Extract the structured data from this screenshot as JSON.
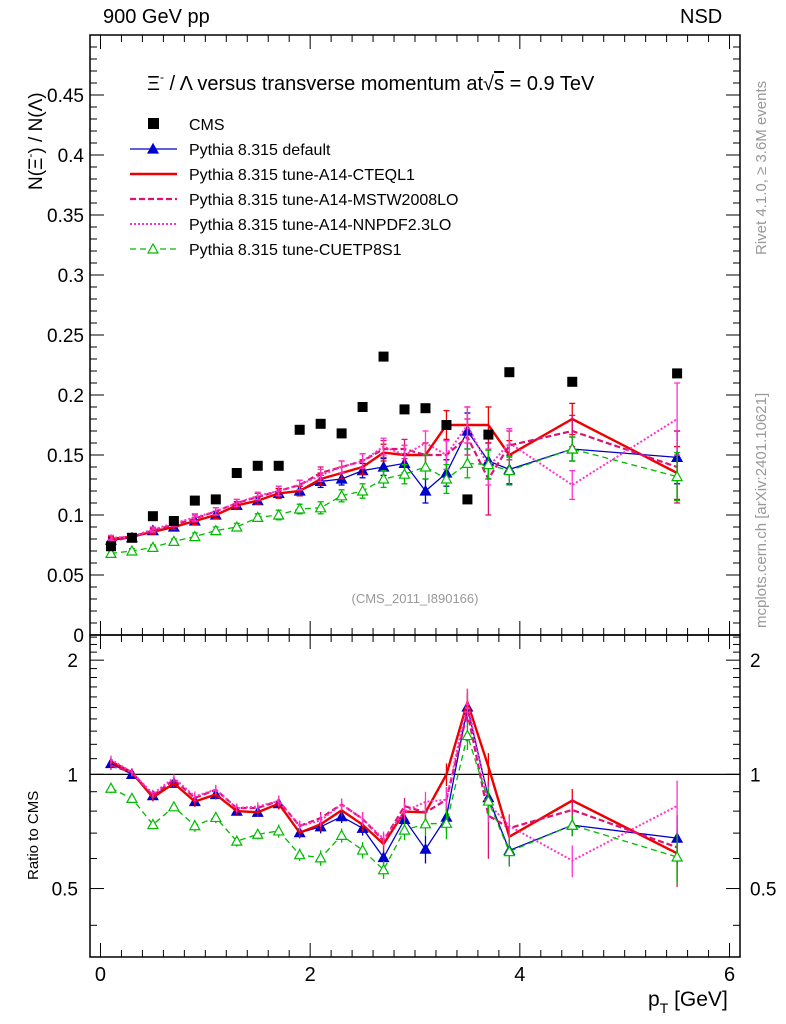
{
  "header": {
    "left": "900 GeV pp",
    "right": "NSD"
  },
  "side_labels": {
    "rivet": "Rivet 4.1.0, ≥ 3.6M events",
    "mcplots": "mcplots.cern.ch [arXiv:2401.10621]"
  },
  "chart_data": {
    "type": "scatter",
    "title": "Ξ⁻ / Λ versus transverse momentum at √s = 0.9 TeV",
    "title_parts": {
      "xi": "Ξ",
      "minus": "-",
      "text1": " / Λ versus transverse momentum at",
      "sqrt": "√",
      "s": "s",
      "text2": " = 0.9 TeV"
    },
    "ylabel": "N(Ξ⁻) / N(Λ)",
    "ylabel_parts": {
      "a": "N(Ξ",
      "sup": "-",
      "b": ")  /  N(Λ)"
    },
    "ratio_ylabel": "Ratio to CMS",
    "xlabel": "p_T [GeV]",
    "xlabel_parts": {
      "p": "p",
      "sub": "T",
      "unit": " [GeV]"
    },
    "watermark": "(CMS_2011_I890166)",
    "xlim": [
      -0.1,
      6.1
    ],
    "ylim": [
      0,
      0.5
    ],
    "ratio_ylim": [
      0.33,
      2.33
    ],
    "x_ticks": [
      "0",
      "2",
      "4",
      "6"
    ],
    "y_ticks": [
      "0",
      "0.05",
      "0.1",
      "0.15",
      "0.2",
      "0.25",
      "0.3",
      "0.35",
      "0.4",
      "0.45"
    ],
    "ratio_ticks": [
      "0.5",
      "1",
      "2"
    ],
    "legend": [
      "CMS",
      "Pythia 8.315 default",
      "Pythia 8.315 tune-A14-CTEQL1",
      "Pythia 8.315 tune-A14-MSTW2008LO",
      "Pythia 8.315 tune-A14-NNPDF2.3LO",
      "Pythia 8.315 tune-CUETP8S1"
    ],
    "x": [
      0.1,
      0.3,
      0.5,
      0.7,
      0.9,
      1.1,
      1.3,
      1.5,
      1.7,
      1.9,
      2.1,
      2.3,
      2.5,
      2.7,
      2.9,
      3.1,
      3.3,
      3.5,
      3.7,
      3.9,
      4.5,
      5.5
    ],
    "data": [
      0.074,
      0.081,
      0.099,
      0.095,
      0.112,
      0.113,
      0.135,
      0.141,
      0.141,
      0.171,
      0.176,
      0.168,
      0.19,
      0.232,
      0.188,
      0.189,
      0.175,
      0.113,
      0.167,
      0.219,
      0.211,
      0.218
    ],
    "series": [
      {
        "name": "Pythia 8.315 default",
        "color": "#0000cc",
        "values": [
          0.079,
          0.081,
          0.087,
          0.09,
          0.095,
          0.1,
          0.108,
          0.112,
          0.118,
          0.12,
          0.128,
          0.13,
          0.137,
          0.14,
          0.143,
          0.12,
          0.135,
          0.17,
          0.145,
          0.138,
          0.155,
          0.148
        ],
        "errors": [
          0.002,
          0.002,
          0.002,
          0.002,
          0.003,
          0.003,
          0.003,
          0.003,
          0.004,
          0.004,
          0.005,
          0.005,
          0.006,
          0.007,
          0.008,
          0.01,
          0.011,
          0.015,
          0.015,
          0.012,
          0.01,
          0.022
        ]
      },
      {
        "name": "Pythia 8.315 tune-A14-CTEQL1",
        "color": "#ee0000",
        "values": [
          0.08,
          0.082,
          0.086,
          0.09,
          0.095,
          0.1,
          0.108,
          0.112,
          0.118,
          0.12,
          0.13,
          0.135,
          0.14,
          0.152,
          0.15,
          0.15,
          0.175,
          0.175,
          0.175,
          0.15,
          0.18,
          0.135
        ],
        "errors": [
          0.002,
          0.002,
          0.002,
          0.002,
          0.003,
          0.003,
          0.003,
          0.003,
          0.004,
          0.004,
          0.005,
          0.005,
          0.006,
          0.007,
          0.008,
          0.01,
          0.012,
          0.015,
          0.015,
          0.012,
          0.013,
          0.022
        ]
      },
      {
        "name": "Pythia 8.315 tune-A14-MSTW2008LO",
        "color": "#dd1177",
        "values": [
          0.078,
          0.082,
          0.087,
          0.092,
          0.097,
          0.103,
          0.11,
          0.115,
          0.12,
          0.125,
          0.135,
          0.14,
          0.145,
          0.155,
          0.155,
          0.15,
          0.15,
          0.165,
          0.13,
          0.158,
          0.17,
          0.14
        ],
        "errors": [
          0.002,
          0.002,
          0.002,
          0.002,
          0.003,
          0.003,
          0.003,
          0.003,
          0.004,
          0.004,
          0.005,
          0.005,
          0.006,
          0.007,
          0.008,
          0.01,
          0.012,
          0.015,
          0.03,
          0.012,
          0.013,
          0.03
        ]
      },
      {
        "name": "Pythia 8.315 tune-A14-NNPDF2.3LO",
        "color": "#ff33cc",
        "values": [
          0.081,
          0.082,
          0.088,
          0.093,
          0.098,
          0.103,
          0.11,
          0.116,
          0.12,
          0.125,
          0.133,
          0.14,
          0.145,
          0.157,
          0.15,
          0.16,
          0.15,
          0.175,
          0.14,
          0.16,
          0.125,
          0.18
        ],
        "errors": [
          0.002,
          0.002,
          0.002,
          0.002,
          0.003,
          0.003,
          0.003,
          0.003,
          0.004,
          0.004,
          0.005,
          0.005,
          0.006,
          0.007,
          0.008,
          0.01,
          0.012,
          0.015,
          0.015,
          0.012,
          0.012,
          0.03
        ]
      },
      {
        "name": "Pythia 8.315 tune-CUETP8S1",
        "color": "#00bb00",
        "values": [
          0.068,
          0.07,
          0.073,
          0.078,
          0.082,
          0.087,
          0.09,
          0.098,
          0.1,
          0.105,
          0.106,
          0.116,
          0.12,
          0.13,
          0.134,
          0.14,
          0.13,
          0.143,
          0.142,
          0.137,
          0.155,
          0.132
        ],
        "errors": [
          0.002,
          0.002,
          0.002,
          0.002,
          0.003,
          0.003,
          0.003,
          0.003,
          0.004,
          0.004,
          0.005,
          0.005,
          0.006,
          0.007,
          0.008,
          0.01,
          0.012,
          0.012,
          0.012,
          0.012,
          0.01,
          0.02
        ]
      }
    ]
  }
}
------------------------------------------------
* Task description
All of the material above is to be copied exactly, except for its images.

* Response for this exercise
Extract the structured data from this screenshot as JSON.
{
  "header": {
    "left": "900 GeV pp",
    "right": "NSD"
  },
  "side_labels": {
    "rivet": "Rivet 4.1.0, ≥ 3.6M events",
    "mcplots": "mcplots.cern.ch [arXiv:2401.10621]"
  },
  "chart_data": {
    "type": "scatter",
    "title": "Ξ⁻ / Λ versus transverse momentum at √s = 0.9 TeV",
    "title_parts": {
      "xi": "Ξ",
      "minus": "-",
      "text1": " / Λ versus transverse momentum at",
      "sqrt": "√",
      "s": "s",
      "text2": " = 0.9 TeV"
    },
    "ylabel": "N(Ξ⁻) / N(Λ)",
    "ylabel_parts": {
      "a": "N(Ξ",
      "sup": "-",
      "b": ")  /  N(Λ)"
    },
    "ratio_ylabel": "Ratio to CMS",
    "xlabel": "p_T [GeV]",
    "xlabel_parts": {
      "p": "p",
      "sub": "T",
      "unit": " [GeV]"
    },
    "watermark": "(CMS_2011_I890166)",
    "xlim": [
      -0.1,
      6.1
    ],
    "ylim": [
      0,
      0.5
    ],
    "ratio_ylim": [
      0.33,
      2.33
    ],
    "x_ticks": [
      "0",
      "2",
      "4",
      "6"
    ],
    "y_ticks": [
      "0",
      "0.05",
      "0.1",
      "0.15",
      "0.2",
      "0.25",
      "0.3",
      "0.35",
      "0.4",
      "0.45"
    ],
    "ratio_ticks": [
      "0.5",
      "1",
      "2"
    ],
    "legend": [
      "CMS",
      "Pythia 8.315 default",
      "Pythia 8.315 tune-A14-CTEQL1",
      "Pythia 8.315 tune-A14-MSTW2008LO",
      "Pythia 8.315 tune-A14-NNPDF2.3LO",
      "Pythia 8.315 tune-CUETP8S1"
    ],
    "x": [
      0.1,
      0.3,
      0.5,
      0.7,
      0.9,
      1.1,
      1.3,
      1.5,
      1.7,
      1.9,
      2.1,
      2.3,
      2.5,
      2.7,
      2.9,
      3.1,
      3.3,
      3.5,
      3.7,
      3.9,
      4.5,
      5.5
    ],
    "data": [
      0.074,
      0.081,
      0.099,
      0.095,
      0.112,
      0.113,
      0.135,
      0.141,
      0.141,
      0.171,
      0.176,
      0.168,
      0.19,
      0.232,
      0.188,
      0.189,
      0.175,
      0.113,
      0.167,
      0.219,
      0.211,
      0.218
    ],
    "series": [
      {
        "name": "Pythia 8.315 default",
        "color": "#0000cc",
        "values": [
          0.079,
          0.081,
          0.087,
          0.09,
          0.095,
          0.1,
          0.108,
          0.112,
          0.118,
          0.12,
          0.128,
          0.13,
          0.137,
          0.14,
          0.143,
          0.12,
          0.135,
          0.17,
          0.145,
          0.138,
          0.155,
          0.148
        ],
        "errors": [
          0.002,
          0.002,
          0.002,
          0.002,
          0.003,
          0.003,
          0.003,
          0.003,
          0.004,
          0.004,
          0.005,
          0.005,
          0.006,
          0.007,
          0.008,
          0.01,
          0.011,
          0.015,
          0.015,
          0.012,
          0.01,
          0.022
        ]
      },
      {
        "name": "Pythia 8.315 tune-A14-CTEQL1",
        "color": "#ee0000",
        "values": [
          0.08,
          0.082,
          0.086,
          0.09,
          0.095,
          0.1,
          0.108,
          0.112,
          0.118,
          0.12,
          0.13,
          0.135,
          0.14,
          0.152,
          0.15,
          0.15,
          0.175,
          0.175,
          0.175,
          0.15,
          0.18,
          0.135
        ],
        "errors": [
          0.002,
          0.002,
          0.002,
          0.002,
          0.003,
          0.003,
          0.003,
          0.003,
          0.004,
          0.004,
          0.005,
          0.005,
          0.006,
          0.007,
          0.008,
          0.01,
          0.012,
          0.015,
          0.015,
          0.012,
          0.013,
          0.022
        ]
      },
      {
        "name": "Pythia 8.315 tune-A14-MSTW2008LO",
        "color": "#dd1177",
        "values": [
          0.078,
          0.082,
          0.087,
          0.092,
          0.097,
          0.103,
          0.11,
          0.115,
          0.12,
          0.125,
          0.135,
          0.14,
          0.145,
          0.155,
          0.155,
          0.15,
          0.15,
          0.165,
          0.13,
          0.158,
          0.17,
          0.14
        ],
        "errors": [
          0.002,
          0.002,
          0.002,
          0.002,
          0.003,
          0.003,
          0.003,
          0.003,
          0.004,
          0.004,
          0.005,
          0.005,
          0.006,
          0.007,
          0.008,
          0.01,
          0.012,
          0.015,
          0.03,
          0.012,
          0.013,
          0.03
        ]
      },
      {
        "name": "Pythia 8.315 tune-A14-NNPDF2.3LO",
        "color": "#ff33cc",
        "values": [
          0.081,
          0.082,
          0.088,
          0.093,
          0.098,
          0.103,
          0.11,
          0.116,
          0.12,
          0.125,
          0.133,
          0.14,
          0.145,
          0.157,
          0.15,
          0.16,
          0.15,
          0.175,
          0.14,
          0.16,
          0.125,
          0.18
        ],
        "errors": [
          0.002,
          0.002,
          0.002,
          0.002,
          0.003,
          0.003,
          0.003,
          0.003,
          0.004,
          0.004,
          0.005,
          0.005,
          0.006,
          0.007,
          0.008,
          0.01,
          0.012,
          0.015,
          0.015,
          0.012,
          0.012,
          0.03
        ]
      },
      {
        "name": "Pythia 8.315 tune-CUETP8S1",
        "color": "#00bb00",
        "values": [
          0.068,
          0.07,
          0.073,
          0.078,
          0.082,
          0.087,
          0.09,
          0.098,
          0.1,
          0.105,
          0.106,
          0.116,
          0.12,
          0.13,
          0.134,
          0.14,
          0.13,
          0.143,
          0.142,
          0.137,
          0.155,
          0.132
        ],
        "errors": [
          0.002,
          0.002,
          0.002,
          0.002,
          0.003,
          0.003,
          0.003,
          0.003,
          0.004,
          0.004,
          0.005,
          0.005,
          0.006,
          0.007,
          0.008,
          0.01,
          0.012,
          0.012,
          0.012,
          0.012,
          0.01,
          0.02
        ]
      }
    ]
  }
}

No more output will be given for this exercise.